▸ Selected excerpt

§ §

This is an appeal from a decree of the Supreme Court of the island of Ceylon dated 28th March 1934, affirming a decree of the District Court of Colombo dated 5th April 1923. The action was one in which the respondent was the plaintiff and the appellant was the defendant. The respondent was the husband of the appellant until the decree absolute, pronounced by the Supreme Court on 18th May 1926, in certain divorce proceedings brought at the instance of the respondent.
The action which led to the present appeal was commenced by the respondent by plaint dated 11th May 1932, in which the respondent claimed from the appellant a sum of Rs. 12,118 under and by virtue of an agreement No. 326, dated 4th February 1926, and a mortgage bond No. 329, dated 18th February 1926. Of the sum named Rupees 11,500 were arrears of monthly payments due from the appellant to the respondent by virtue of the said instruments. The balance claimed was for interest. The circumstances under which the said instruments were entered into are not in dispute. The parties were married on 10th May 1915. On 15th December 1924, the respondent in an action in the District Court of Colombo, No 10899, obtained a decree nisi for divorce against his wife, defendant 1. By that decree the respondent further obtained under S. 617, Civil PC of Ceylon, a direction that a settlement be made out of the property of the appellant to secure to the respondent a monthly income of Rs. 1,000. There was a second defendant Mr. Lister Hulme-King, a person with whom the appellant was alleged to have committed adultery, who was ordered to pay to the respondent Rs. 10,000 as damages. From the said decree of 15th December 1924, all the parties appealed. The issue of the adultery was however no longer contested on such appeal. On 27th October 1925, the Supreme Court by its judgment varied the decree of the District Court by reducing the damages payable by defendant 2 to the sum of Rupees 2,500 and by reducing the monthly income to be secured by the settlement to the respondent to the sum of Rs 400.

§ §

▸ Material provided
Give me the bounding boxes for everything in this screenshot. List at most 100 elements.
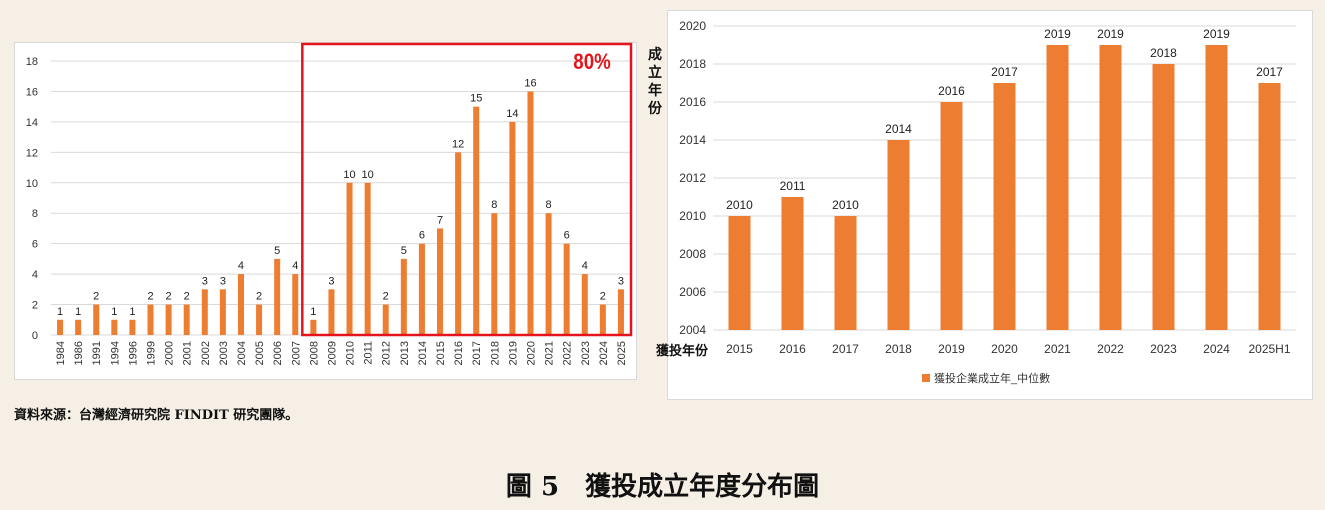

§ §

▸ Given instruction 1
Copy everything in the Ceylon appeal judgment from "This is an appeal" down to "of the respondent.".
▸ Given instruction 2
In the Ceylon appeal judgment, list every sum of money given in rupees, in the order it appears.

▸ Full solution 1
This is an appeal from a decree of the Supreme Court of the island of Ceylon dated 28th March 1934, affirming a decree of the District Court of Colombo dated 5th April 1923. The action was one in which the respondent was the plaintiff and the appellant was the defendant. The respondent was the husband of the appellant until the decree absolute, pronounced by the Supreme Court on 18th May 1926, in certain divorce proceedings brought at the instance of the respondent.

▸ Full solution 2
Rs. 12,118
Rupees 11,500
Rs. 1,000
Rs. 10,000
Rupees 2,500
Rs 400